[start of Records to process]
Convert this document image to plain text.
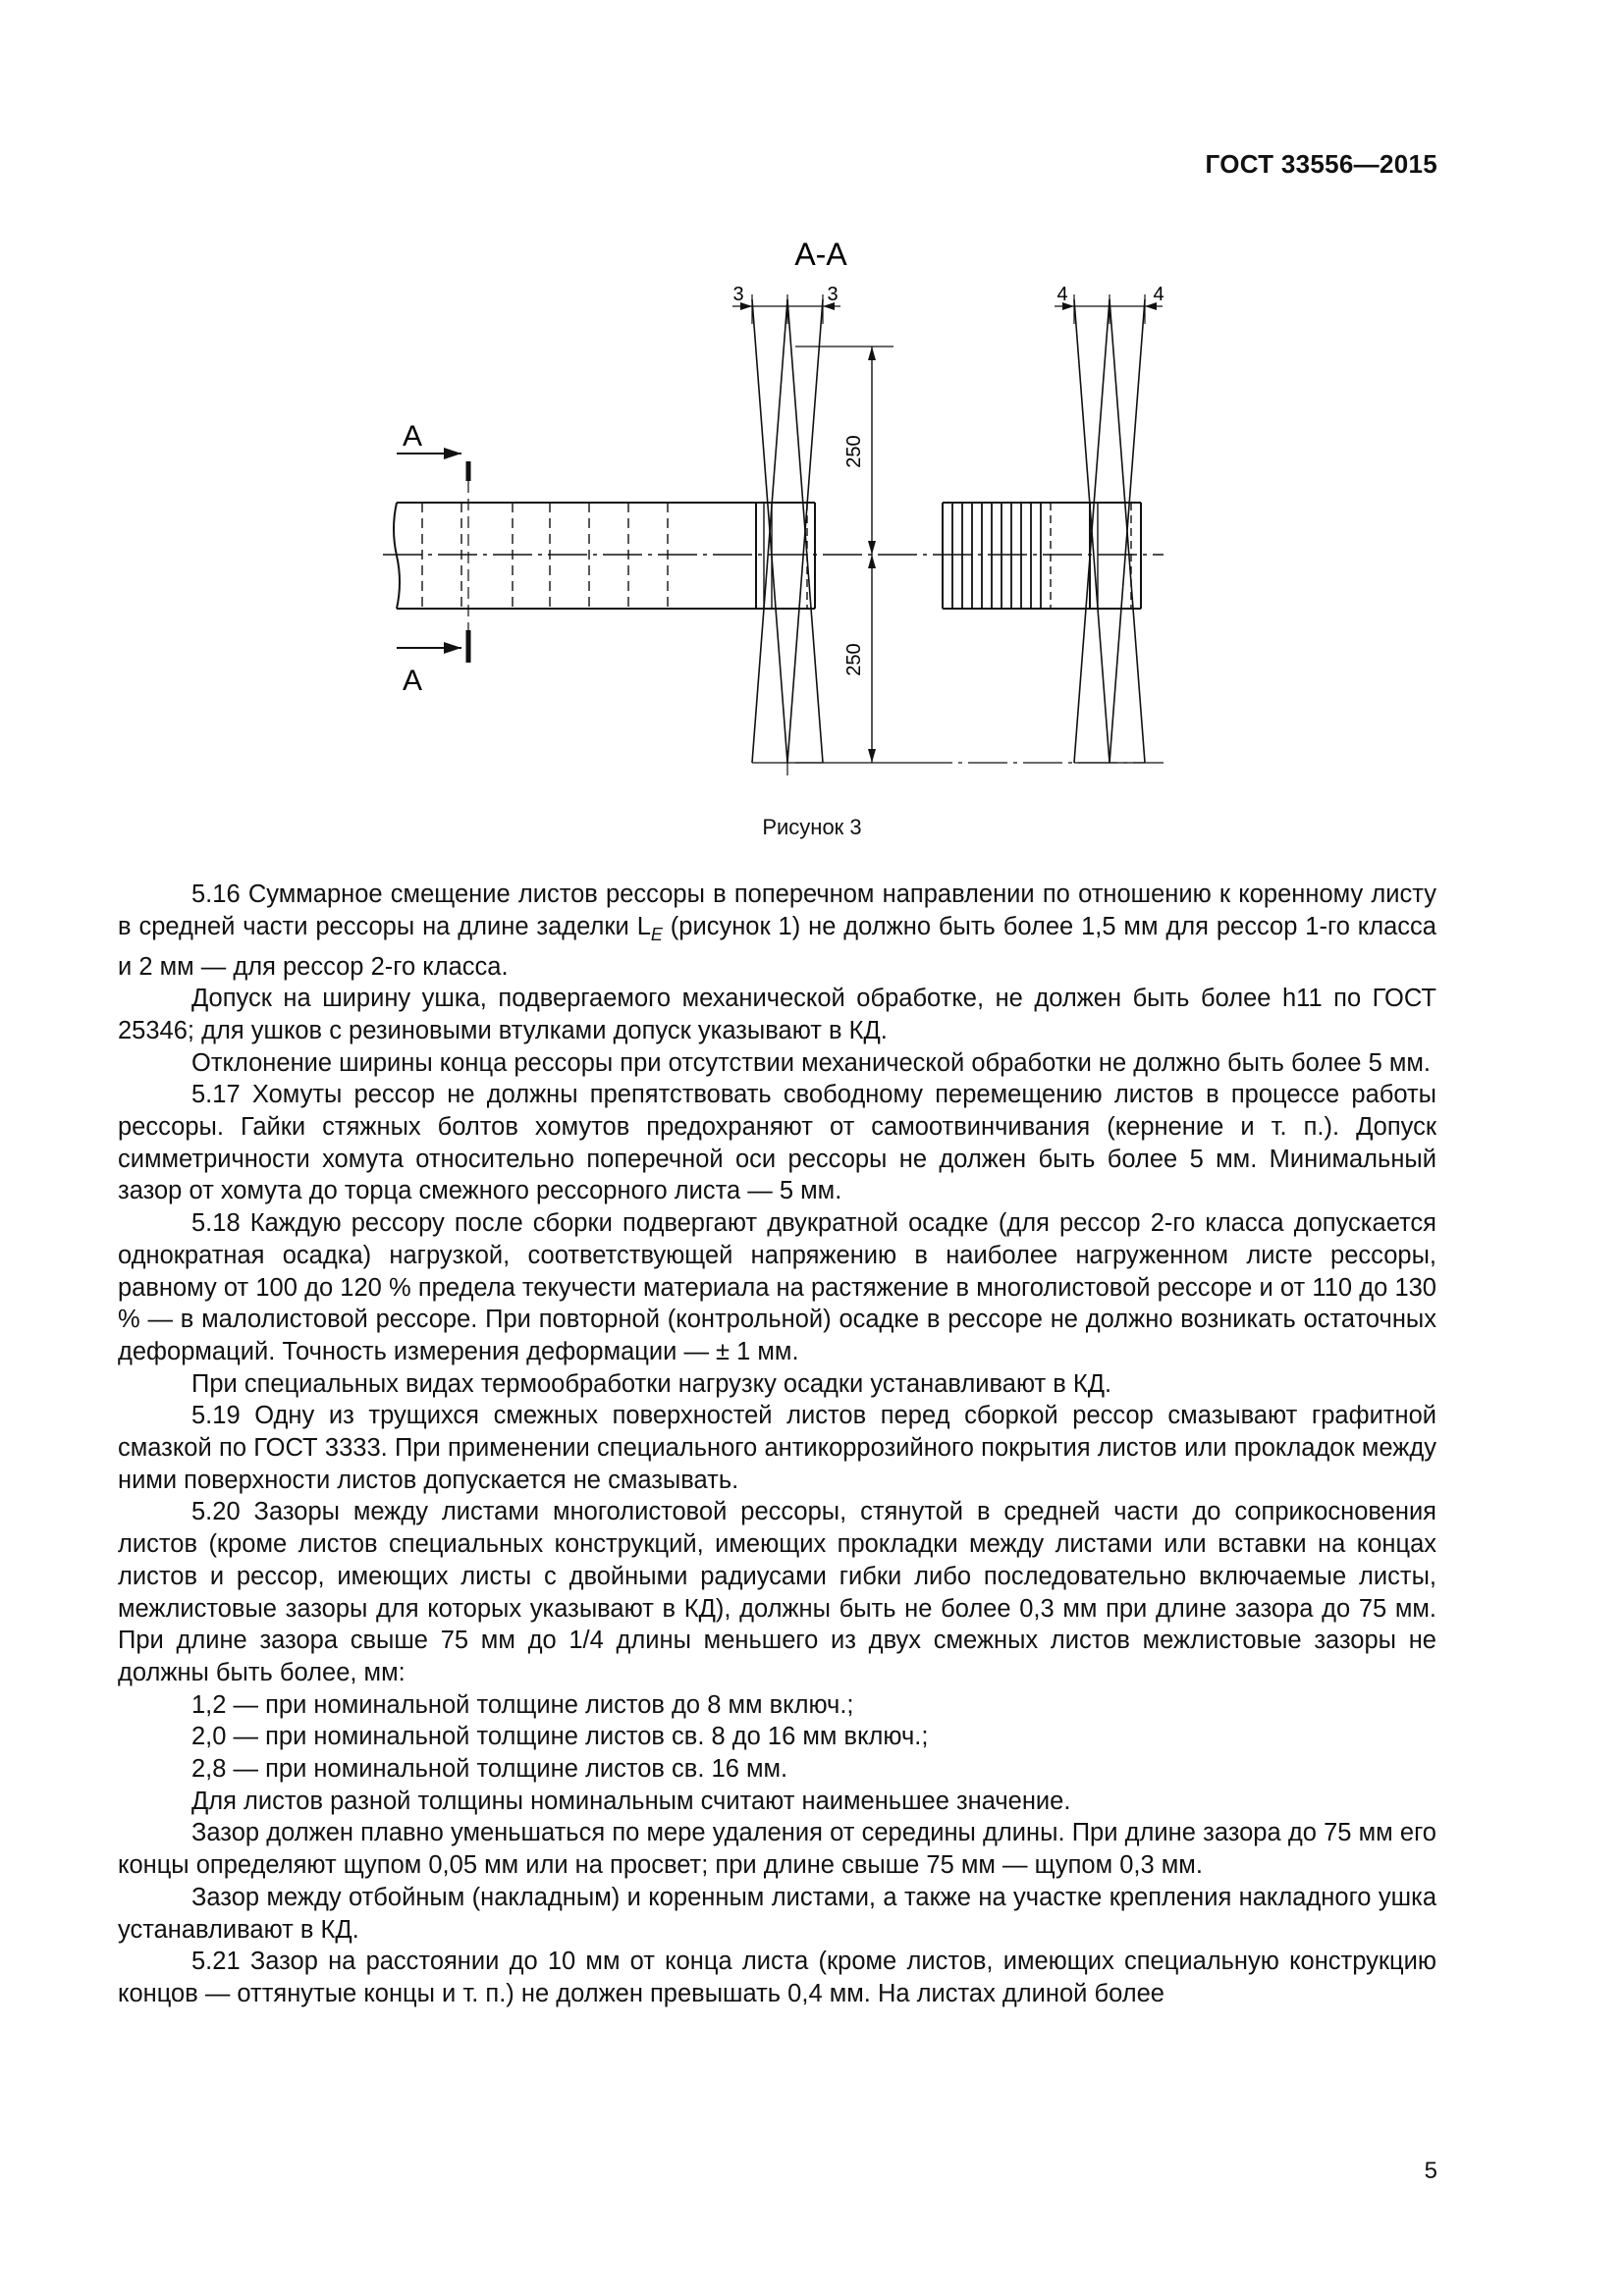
ГОСТ 33556—2015
А-А
А
А
3	3	4	4
250
250
Рисунок 3

5.16 Суммарное смещение листов рессоры в поперечном направлении по отношению к коренному листу в средней части рессоры на длине заделки $L_E$ (рисунок 1) не должно быть более 1,5 мм для рессор 1-го класса и 2 мм — для рессор 2-го класса.

Допуск на ширину ушка, подвергаемого механической обработке, не должен быть более h11 по ГОСТ 25346; для ушков с резиновыми втулками допуск указывают в КД.

Отклонение ширины конца рессоры при отсутствии механической обработки не должно быть более 5 мм.

5.17 Хомуты рессор не должны препятствовать свободному перемещению листов в процессе работы рессоры. Гайки стяжных болтов хомутов предохраняют от самоотвинчивания (кернение и т. п.). Допуск симметричности хомута относительно поперечной оси рессоры не должен быть более 5 мм. Минимальный зазор от хомута до торца смежного рессорного листа — 5 мм.

5.18 Каждую рессору после сборки подвергают двукратной осадке (для рессор 2-го класса допускается однократная осадка) нагрузкой, соответствующей напряжению в наиболее нагруженном листе рессоры, равному от 100 до 120 % предела текучести материала на растяжение в многолистовой рессоре и от 110 до 130 % — в малолистовой рессоре. При повторной (контрольной) осадке в рессоре не должно возникать остаточных деформаций. Точность измерения деформации — ± 1 мм.

При специальных видах термообработки нагрузку осадки устанавливают в КД.

5.19 Одну из трущихся смежных поверхностей листов перед сборкой рессор смазывают графитной смазкой по ГОСТ 3333. При применении специального антикоррозийного покрытия листов или прокладок между ними поверхности листов допускается не смазывать.

5.20 Зазоры между листами многолистовой рессоры, стянутой в средней части до соприкосновения листов (кроме листов специальных конструкций, имеющих прокладки между листами или вставки на концах листов и рессор, имеющих листы с двойными радиусами гибки либо последовательно включаемые листы, межлистовые зазоры для которых указывают в КД), должны быть не более 0,3 мм при длине зазора до 75 мм. При длине зазора свыше 75 мм до 1/4 длины меньшего из двух смежных листов межлистовые зазоры не должны быть более, мм:

1,2 — при номинальной толщине листов до 8 мм включ.;

2,0 — при номинальной толщине листов св. 8 до 16 мм включ.;

2,8 — при номинальной толщине листов св. 16 мм.

Для листов разной толщины номинальным считают наименьшее значение.

Зазор должен плавно уменьшаться по мере удаления от середины длины. При длине зазора до 75 мм его концы определяют щупом 0,05 мм или на просвет; при длине свыше 75 мм — щупом 0,3 мм.

Зазор между отбойным (накладным) и коренным листами, а также на участке крепления накладного ушка устанавливают в КД.

5.21 Зазор на расстоянии до 10 мм от конца листа (кроме листов, имеющих специальную конструкцию концов — оттянутые концы и т. п.) не должен превышать 0,4 мм. На листах длиной более

5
[end of Records to process]
▶ **Given problem**
Return only the number of lines in the data that contain "механической".

▶ **Response**
2